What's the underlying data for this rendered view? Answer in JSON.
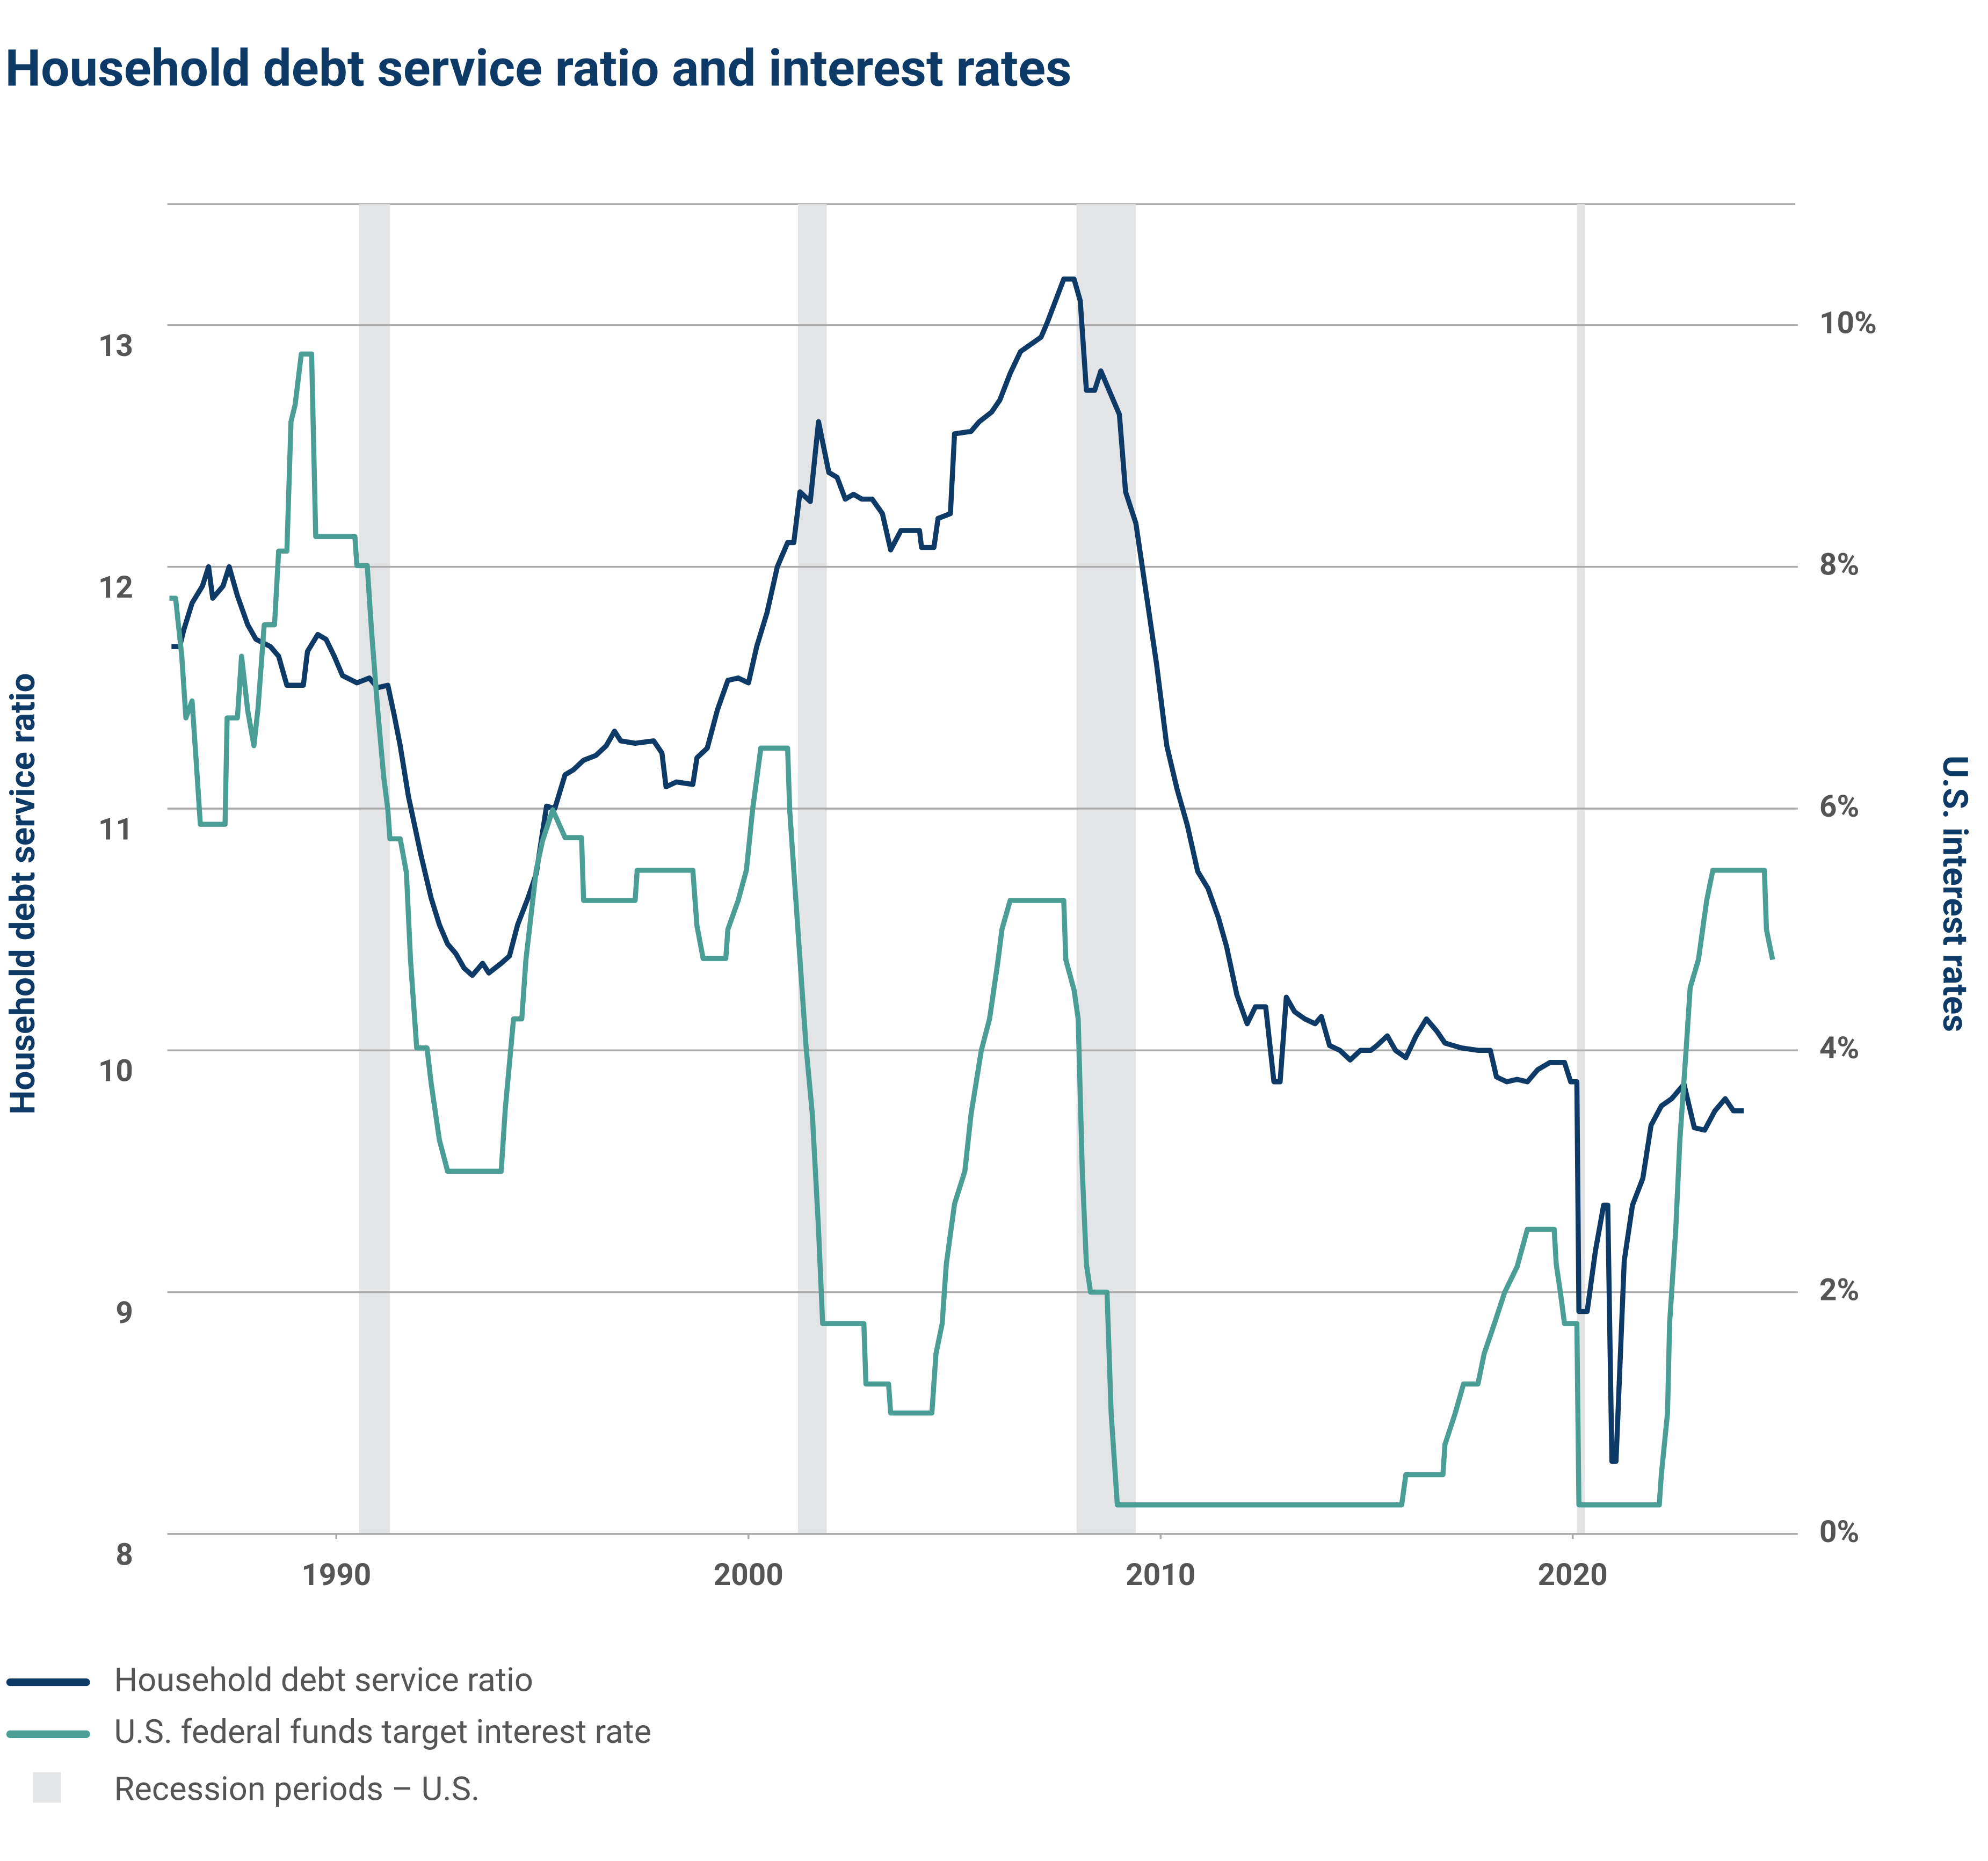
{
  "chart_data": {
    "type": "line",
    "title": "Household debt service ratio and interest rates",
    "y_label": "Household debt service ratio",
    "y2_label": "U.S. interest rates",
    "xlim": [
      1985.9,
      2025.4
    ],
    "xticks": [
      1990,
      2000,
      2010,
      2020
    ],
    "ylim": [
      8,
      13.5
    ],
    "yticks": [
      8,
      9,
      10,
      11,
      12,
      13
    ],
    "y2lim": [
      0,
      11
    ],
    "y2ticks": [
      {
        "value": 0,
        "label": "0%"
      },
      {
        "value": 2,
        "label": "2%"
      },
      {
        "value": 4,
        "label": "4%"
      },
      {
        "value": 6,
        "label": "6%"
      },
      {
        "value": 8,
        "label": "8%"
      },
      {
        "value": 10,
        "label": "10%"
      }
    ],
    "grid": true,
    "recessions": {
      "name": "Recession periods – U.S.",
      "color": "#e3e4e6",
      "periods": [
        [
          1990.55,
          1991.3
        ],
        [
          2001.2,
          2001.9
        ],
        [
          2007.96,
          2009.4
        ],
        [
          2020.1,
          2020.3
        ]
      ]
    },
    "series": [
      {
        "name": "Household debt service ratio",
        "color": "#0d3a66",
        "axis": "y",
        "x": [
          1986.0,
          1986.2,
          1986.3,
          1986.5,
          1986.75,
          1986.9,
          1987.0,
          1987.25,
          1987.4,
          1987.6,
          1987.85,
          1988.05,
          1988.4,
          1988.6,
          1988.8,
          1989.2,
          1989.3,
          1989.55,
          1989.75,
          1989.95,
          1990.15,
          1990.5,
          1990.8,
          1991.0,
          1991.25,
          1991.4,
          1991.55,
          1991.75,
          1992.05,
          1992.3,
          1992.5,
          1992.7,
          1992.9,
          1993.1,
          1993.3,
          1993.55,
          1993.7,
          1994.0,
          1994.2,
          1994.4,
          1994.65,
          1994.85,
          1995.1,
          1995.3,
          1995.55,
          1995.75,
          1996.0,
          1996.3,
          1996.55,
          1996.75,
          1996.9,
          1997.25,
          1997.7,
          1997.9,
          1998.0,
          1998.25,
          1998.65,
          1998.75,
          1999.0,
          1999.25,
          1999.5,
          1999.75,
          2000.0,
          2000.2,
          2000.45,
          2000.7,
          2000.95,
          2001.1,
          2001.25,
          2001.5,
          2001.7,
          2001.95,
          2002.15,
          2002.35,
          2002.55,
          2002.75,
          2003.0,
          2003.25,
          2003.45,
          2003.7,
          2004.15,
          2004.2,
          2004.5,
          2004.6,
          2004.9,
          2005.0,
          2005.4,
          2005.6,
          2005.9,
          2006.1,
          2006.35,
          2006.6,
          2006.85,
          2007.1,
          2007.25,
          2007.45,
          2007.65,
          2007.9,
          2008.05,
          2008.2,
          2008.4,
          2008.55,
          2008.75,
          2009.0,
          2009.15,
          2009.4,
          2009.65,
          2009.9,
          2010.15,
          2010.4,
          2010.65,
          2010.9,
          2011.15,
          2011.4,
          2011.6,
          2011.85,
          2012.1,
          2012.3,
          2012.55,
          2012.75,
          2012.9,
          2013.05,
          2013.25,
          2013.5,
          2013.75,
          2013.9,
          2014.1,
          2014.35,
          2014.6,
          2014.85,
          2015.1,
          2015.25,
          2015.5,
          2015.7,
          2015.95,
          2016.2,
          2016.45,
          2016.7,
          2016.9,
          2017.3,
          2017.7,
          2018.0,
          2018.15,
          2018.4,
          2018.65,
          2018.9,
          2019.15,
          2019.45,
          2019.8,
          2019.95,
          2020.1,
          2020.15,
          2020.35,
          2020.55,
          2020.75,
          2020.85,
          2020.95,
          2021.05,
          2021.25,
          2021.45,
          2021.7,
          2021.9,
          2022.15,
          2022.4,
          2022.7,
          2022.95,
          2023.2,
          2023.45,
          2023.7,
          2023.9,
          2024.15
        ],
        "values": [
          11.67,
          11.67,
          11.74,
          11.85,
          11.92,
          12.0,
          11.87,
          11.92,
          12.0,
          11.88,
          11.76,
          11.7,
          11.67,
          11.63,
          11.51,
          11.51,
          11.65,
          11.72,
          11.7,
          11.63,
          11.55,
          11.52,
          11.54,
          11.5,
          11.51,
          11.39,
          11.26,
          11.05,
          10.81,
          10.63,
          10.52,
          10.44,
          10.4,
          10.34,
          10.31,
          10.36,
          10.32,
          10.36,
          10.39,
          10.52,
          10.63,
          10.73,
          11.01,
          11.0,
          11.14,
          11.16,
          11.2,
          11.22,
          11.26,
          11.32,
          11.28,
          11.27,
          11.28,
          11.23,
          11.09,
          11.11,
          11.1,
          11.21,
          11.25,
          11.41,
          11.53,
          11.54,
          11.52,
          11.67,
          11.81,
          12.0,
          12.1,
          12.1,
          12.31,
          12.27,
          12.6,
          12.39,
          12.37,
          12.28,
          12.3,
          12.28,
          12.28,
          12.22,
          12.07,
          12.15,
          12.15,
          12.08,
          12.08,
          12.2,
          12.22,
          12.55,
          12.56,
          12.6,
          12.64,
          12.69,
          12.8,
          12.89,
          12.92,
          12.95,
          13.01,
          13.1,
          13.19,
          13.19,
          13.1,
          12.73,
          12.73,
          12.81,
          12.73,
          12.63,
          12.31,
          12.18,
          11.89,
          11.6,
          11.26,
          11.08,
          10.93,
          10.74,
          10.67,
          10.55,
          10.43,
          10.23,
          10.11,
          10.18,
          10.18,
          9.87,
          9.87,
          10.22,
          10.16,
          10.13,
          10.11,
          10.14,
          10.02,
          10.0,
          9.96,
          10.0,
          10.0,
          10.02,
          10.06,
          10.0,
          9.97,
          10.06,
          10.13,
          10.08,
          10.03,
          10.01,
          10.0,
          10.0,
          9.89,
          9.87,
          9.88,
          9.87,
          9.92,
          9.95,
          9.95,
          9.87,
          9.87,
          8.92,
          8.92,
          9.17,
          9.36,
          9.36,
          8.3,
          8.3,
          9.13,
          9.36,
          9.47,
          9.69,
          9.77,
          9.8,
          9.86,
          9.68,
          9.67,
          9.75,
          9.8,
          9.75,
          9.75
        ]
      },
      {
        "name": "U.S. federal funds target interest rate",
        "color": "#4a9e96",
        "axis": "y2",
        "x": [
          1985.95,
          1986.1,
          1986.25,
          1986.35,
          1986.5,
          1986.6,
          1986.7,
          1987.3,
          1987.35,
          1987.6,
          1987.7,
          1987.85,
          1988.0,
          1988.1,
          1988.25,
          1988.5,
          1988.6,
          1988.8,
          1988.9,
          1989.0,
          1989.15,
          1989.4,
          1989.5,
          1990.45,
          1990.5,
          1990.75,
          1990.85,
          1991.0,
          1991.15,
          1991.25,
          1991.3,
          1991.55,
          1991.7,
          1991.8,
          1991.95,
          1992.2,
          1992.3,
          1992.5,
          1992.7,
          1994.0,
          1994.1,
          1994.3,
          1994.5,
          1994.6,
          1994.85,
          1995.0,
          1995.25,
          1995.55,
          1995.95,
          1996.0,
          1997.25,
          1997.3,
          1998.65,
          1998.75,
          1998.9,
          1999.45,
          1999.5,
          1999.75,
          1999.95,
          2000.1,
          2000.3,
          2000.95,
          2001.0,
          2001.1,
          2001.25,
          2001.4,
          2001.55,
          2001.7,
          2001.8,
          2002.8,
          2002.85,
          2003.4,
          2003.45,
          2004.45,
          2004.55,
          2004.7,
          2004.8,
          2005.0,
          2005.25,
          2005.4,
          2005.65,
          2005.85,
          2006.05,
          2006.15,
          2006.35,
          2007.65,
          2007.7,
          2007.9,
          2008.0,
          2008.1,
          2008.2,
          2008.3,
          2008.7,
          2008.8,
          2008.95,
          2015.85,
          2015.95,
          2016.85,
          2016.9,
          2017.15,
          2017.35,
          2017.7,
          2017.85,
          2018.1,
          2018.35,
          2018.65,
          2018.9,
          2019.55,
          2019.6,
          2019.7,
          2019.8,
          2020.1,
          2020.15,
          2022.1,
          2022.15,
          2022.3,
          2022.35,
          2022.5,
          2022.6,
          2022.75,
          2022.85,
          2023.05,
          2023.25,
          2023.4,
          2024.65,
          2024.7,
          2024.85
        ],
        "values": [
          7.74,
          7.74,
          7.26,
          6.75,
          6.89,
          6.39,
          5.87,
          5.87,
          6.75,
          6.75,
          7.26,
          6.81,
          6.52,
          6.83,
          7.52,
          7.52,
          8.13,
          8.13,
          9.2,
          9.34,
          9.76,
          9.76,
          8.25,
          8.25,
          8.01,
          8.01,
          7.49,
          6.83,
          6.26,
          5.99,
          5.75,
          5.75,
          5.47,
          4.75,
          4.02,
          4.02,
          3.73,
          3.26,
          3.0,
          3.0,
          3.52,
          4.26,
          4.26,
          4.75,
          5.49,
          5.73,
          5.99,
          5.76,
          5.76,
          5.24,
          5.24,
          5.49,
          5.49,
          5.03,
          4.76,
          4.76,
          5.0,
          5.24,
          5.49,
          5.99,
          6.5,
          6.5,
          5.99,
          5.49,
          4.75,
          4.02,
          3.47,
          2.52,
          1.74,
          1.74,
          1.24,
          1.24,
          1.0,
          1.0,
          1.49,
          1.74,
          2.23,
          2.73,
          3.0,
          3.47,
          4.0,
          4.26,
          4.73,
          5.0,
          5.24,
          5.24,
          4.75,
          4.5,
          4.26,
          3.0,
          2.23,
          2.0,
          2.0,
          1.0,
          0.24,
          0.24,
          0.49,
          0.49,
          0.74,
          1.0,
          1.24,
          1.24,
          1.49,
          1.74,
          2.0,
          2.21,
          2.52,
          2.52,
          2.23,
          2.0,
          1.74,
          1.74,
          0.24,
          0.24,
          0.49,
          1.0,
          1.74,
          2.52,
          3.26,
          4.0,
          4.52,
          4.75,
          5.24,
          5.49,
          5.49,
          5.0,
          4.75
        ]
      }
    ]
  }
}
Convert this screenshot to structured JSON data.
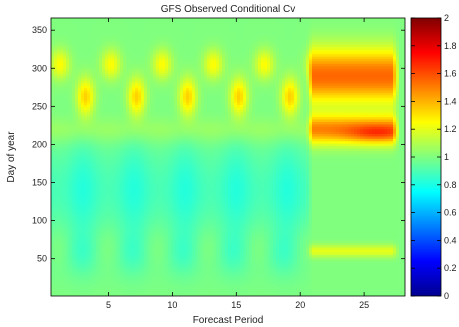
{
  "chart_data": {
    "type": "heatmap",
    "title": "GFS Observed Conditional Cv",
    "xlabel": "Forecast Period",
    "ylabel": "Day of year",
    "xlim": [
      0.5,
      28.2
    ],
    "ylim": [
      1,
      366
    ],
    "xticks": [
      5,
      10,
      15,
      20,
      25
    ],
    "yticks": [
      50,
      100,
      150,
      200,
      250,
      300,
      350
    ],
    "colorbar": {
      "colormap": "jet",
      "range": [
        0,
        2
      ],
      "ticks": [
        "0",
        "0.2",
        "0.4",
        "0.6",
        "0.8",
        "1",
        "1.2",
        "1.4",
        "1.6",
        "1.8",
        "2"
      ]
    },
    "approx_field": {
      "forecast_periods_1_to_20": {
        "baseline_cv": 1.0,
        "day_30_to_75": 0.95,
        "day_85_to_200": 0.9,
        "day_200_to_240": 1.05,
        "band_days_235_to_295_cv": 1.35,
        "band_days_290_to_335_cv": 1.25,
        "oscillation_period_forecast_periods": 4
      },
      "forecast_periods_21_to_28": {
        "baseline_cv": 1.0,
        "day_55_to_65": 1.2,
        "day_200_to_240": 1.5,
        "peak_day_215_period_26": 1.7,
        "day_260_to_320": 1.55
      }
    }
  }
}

****************************************

* Exercise task: What is the number of lines that hold the string "ratio"? Reply with that number alone.

* Exercise answer: 3